Data items:

━━━━━━━━━━━━━━━━━━━━━━━━━━━━━━

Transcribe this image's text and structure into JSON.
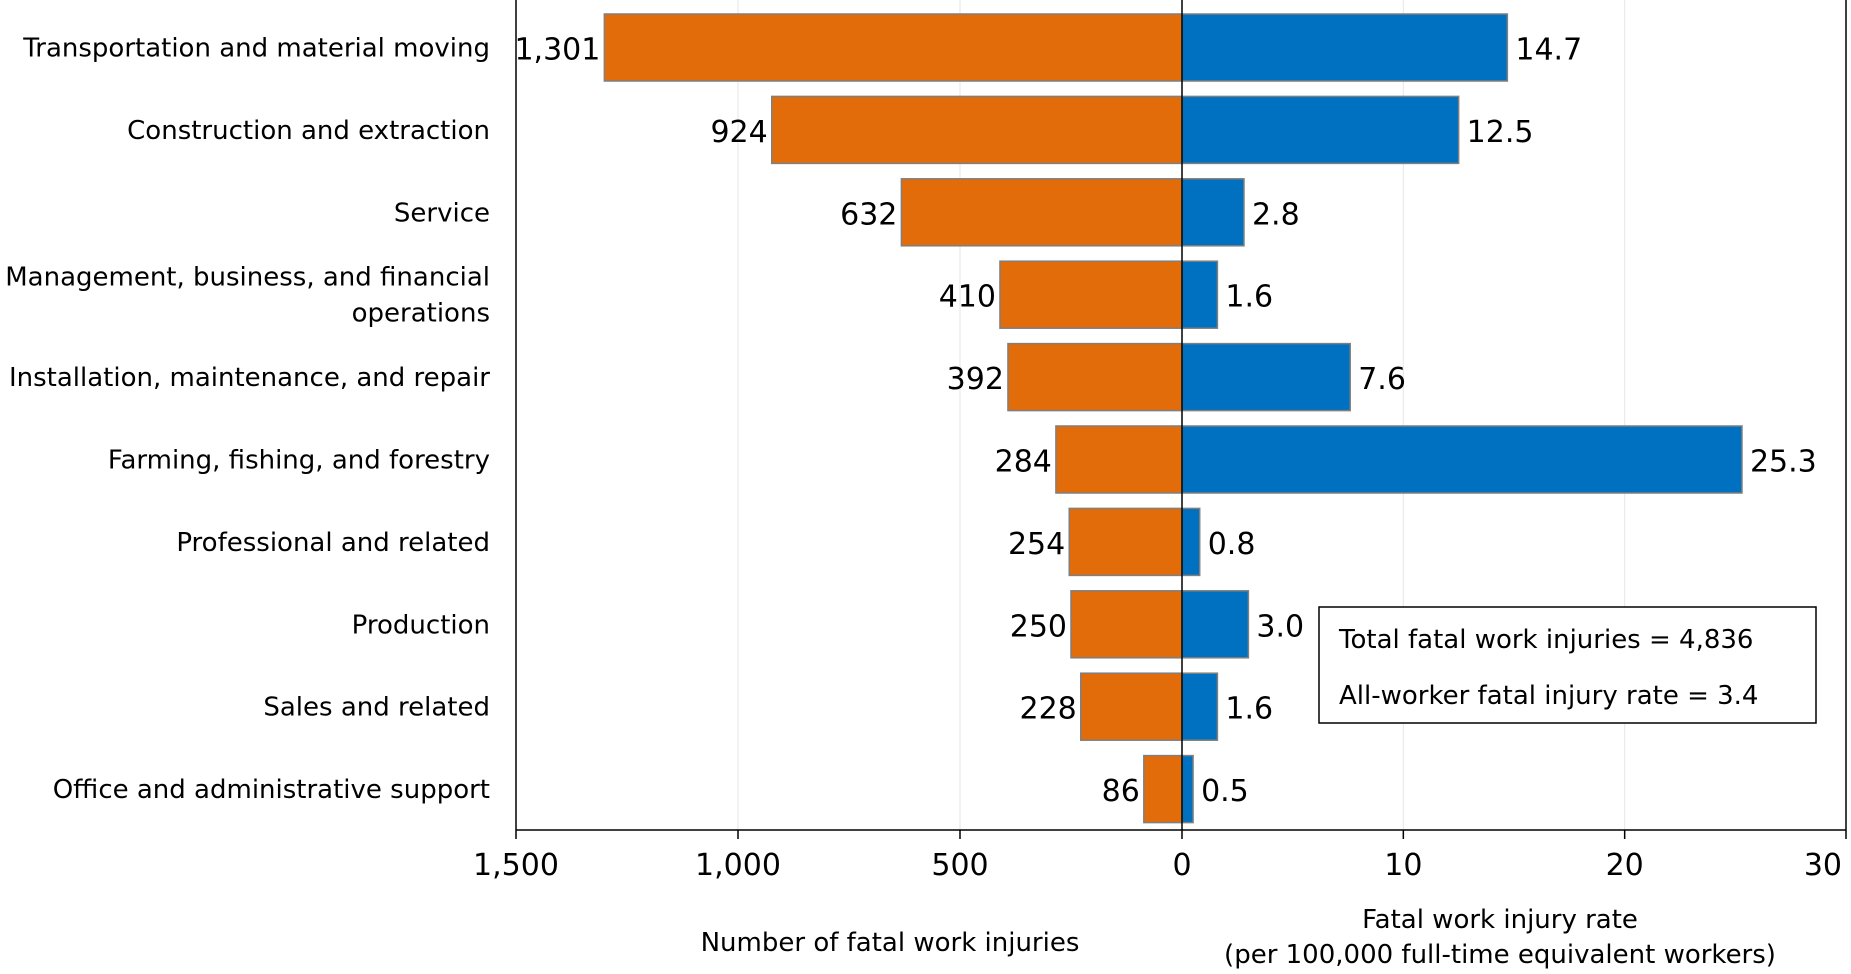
{
  "chart_data": {
    "type": "bar",
    "orientation": "horizontal",
    "layout": "butterfly",
    "categories": [
      [
        "Transportation and material moving"
      ],
      [
        "Construction and extraction"
      ],
      [
        "Service"
      ],
      [
        "Management, business, and financial",
        "operations"
      ],
      [
        "Installation, maintenance, and repair"
      ],
      [
        "Farming, fishing, and forestry"
      ],
      [
        "Professional and related"
      ],
      [
        "Production"
      ],
      [
        "Sales and related"
      ],
      [
        "Office and administrative support"
      ]
    ],
    "left_panel": {
      "xlabel": "Number of fatal work injuries",
      "xlim": [
        0,
        1500
      ],
      "direction": "reversed",
      "ticks": [
        1500,
        1000,
        500,
        0
      ],
      "tick_labels": [
        "1,500",
        "1,000",
        "500",
        "0"
      ],
      "color": "#E36C0A",
      "values": [
        1301,
        924,
        632,
        410,
        392,
        284,
        254,
        250,
        228,
        86
      ],
      "value_labels": [
        "1,301",
        "924",
        "632",
        "410",
        "392",
        "284",
        "254",
        "250",
        "228",
        "86"
      ]
    },
    "right_panel": {
      "xlabel": [
        "Fatal work injury rate",
        "(per 100,000 full-time equivalent workers)"
      ],
      "xlim": [
        0,
        30
      ],
      "ticks": [
        10,
        20,
        30
      ],
      "tick_labels": [
        "10",
        "20",
        "30"
      ],
      "color": "#0070C0",
      "values": [
        14.7,
        12.5,
        2.8,
        1.6,
        7.6,
        25.3,
        0.8,
        3.0,
        1.6,
        0.5
      ],
      "value_labels": [
        "14.7",
        "12.5",
        "2.8",
        "1.6",
        "7.6",
        "25.3",
        "0.8",
        "3.0",
        "1.6",
        "0.5"
      ]
    },
    "annotation_box": [
      "Total fatal work injuries = 4,836",
      "All-worker fatal injury rate = 3.4"
    ],
    "grid": "vertical"
  }
}
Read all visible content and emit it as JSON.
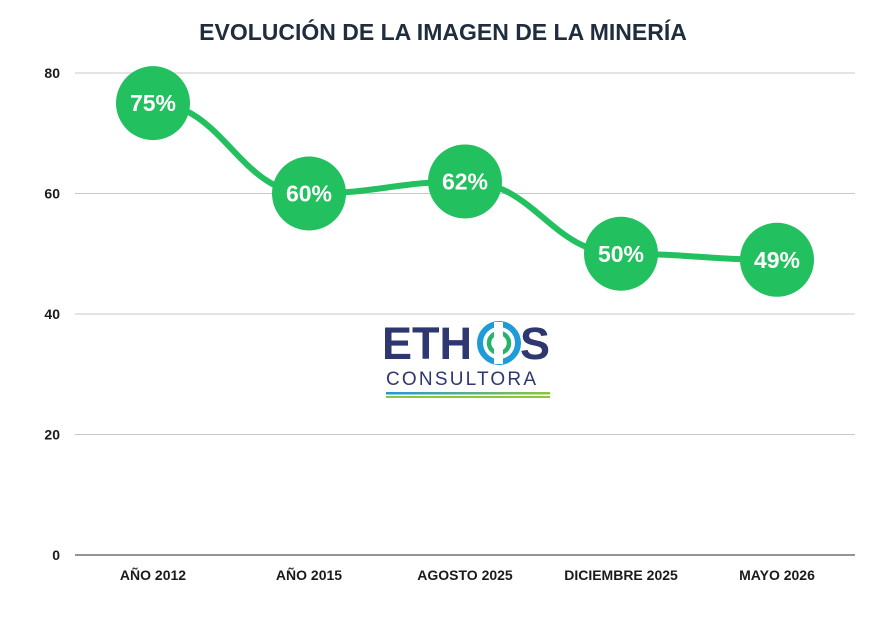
{
  "chart_data": {
    "type": "line",
    "title": "EVOLUCIÓN DE LA IMAGEN DE LA MINERÍA",
    "xlabel": "",
    "ylabel": "",
    "categories": [
      "AÑO 2012",
      "AÑO 2015",
      "AGOSTO 2025",
      "DICIEMBRE 2025",
      "MAYO 2026"
    ],
    "series": [
      {
        "values": [
          75,
          60,
          62,
          50,
          49
        ],
        "labels": [
          "75%",
          "60%",
          "62%",
          "50%",
          "49%"
        ]
      }
    ],
    "ylim": [
      0,
      80
    ],
    "yticks": [
      "0",
      "20",
      "40",
      "60",
      "80"
    ],
    "grid": true,
    "legend": "none",
    "colors": {
      "line": "#22c05e",
      "marker": "#22c05e",
      "grid": "#c8c8c8",
      "title": "#1f2d3d"
    }
  },
  "logo": {
    "name": "ETHOS",
    "subtitle": "CONSULTORA",
    "colors": {
      "text": "#2e3770",
      "ring_outer": "#1f9bd7",
      "ring_inner": "#29b36a",
      "stripe_top": "#1f9bd7",
      "stripe_bottom": "#8cc63f"
    }
  }
}
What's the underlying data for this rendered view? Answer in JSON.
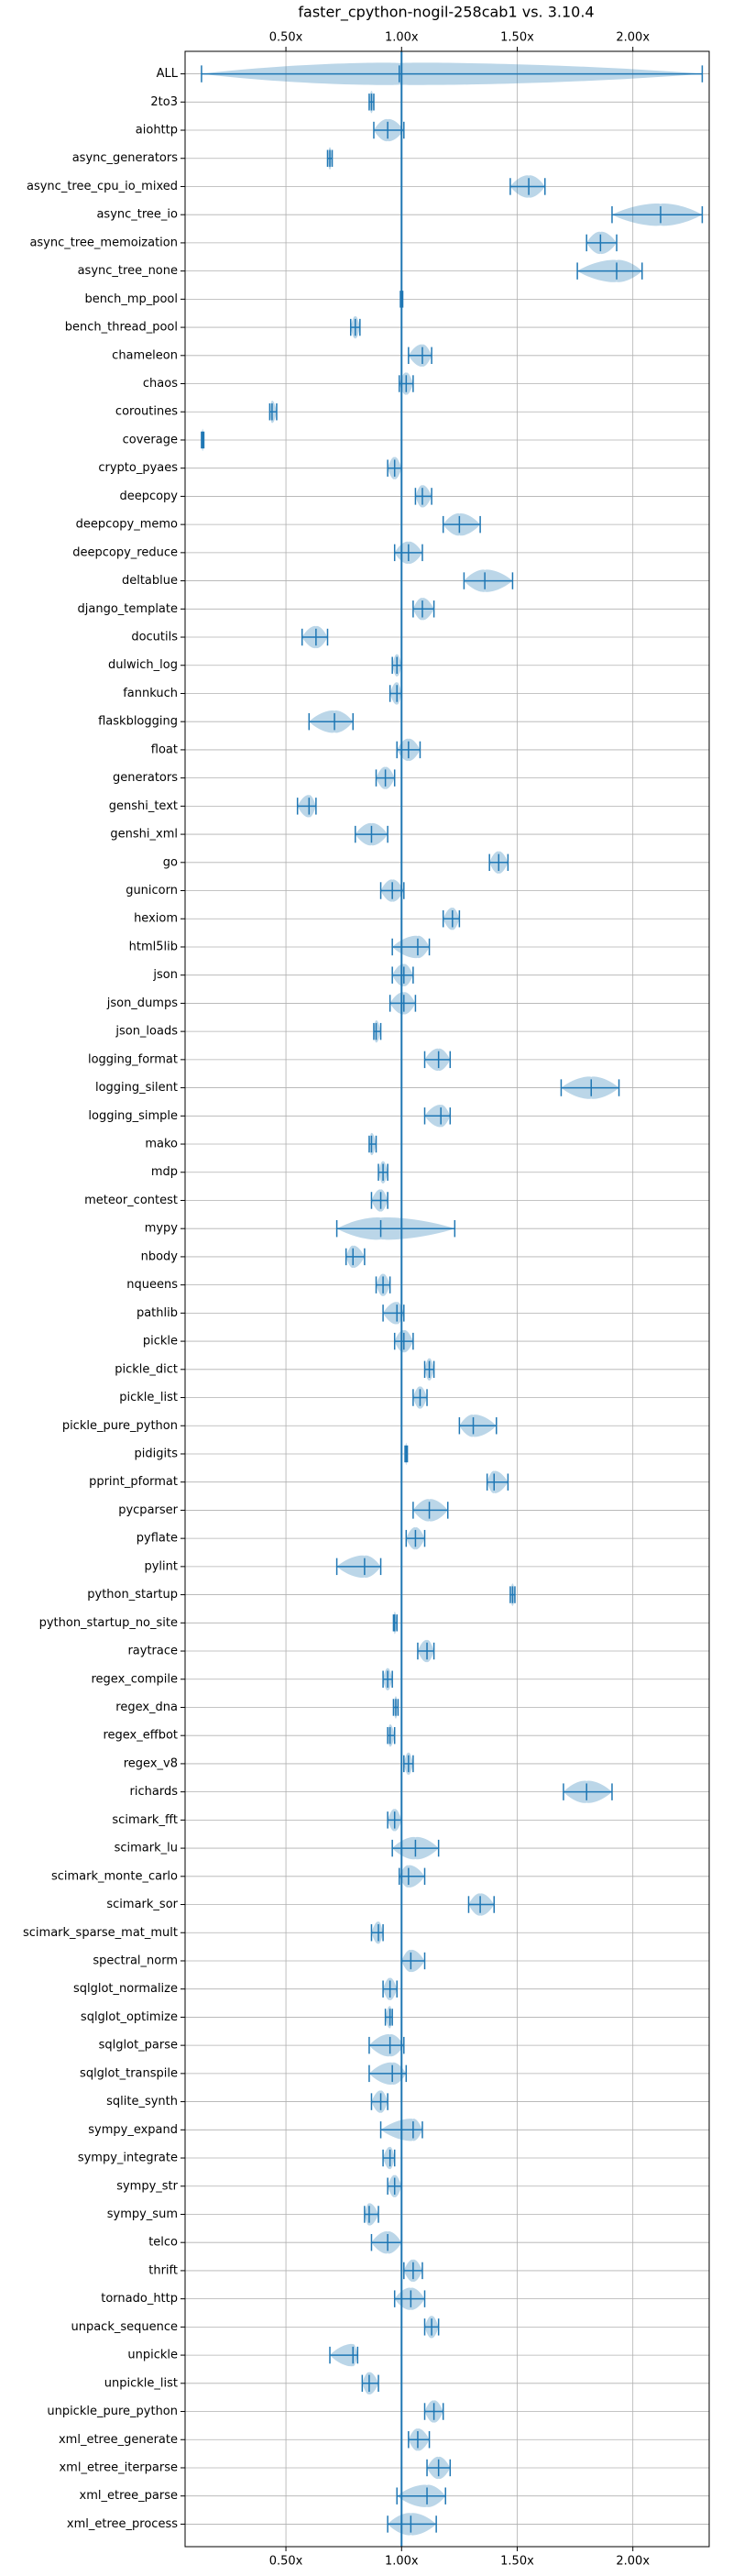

━━━━━━━━━━━━━━━━━━━━━━━━━━━━━━

** Requirements **
Search the lines above for the string "text" and copy each line that has it.

** Output **
Transcribe this image's text and structure into JSON.
      "text": "#2e3770",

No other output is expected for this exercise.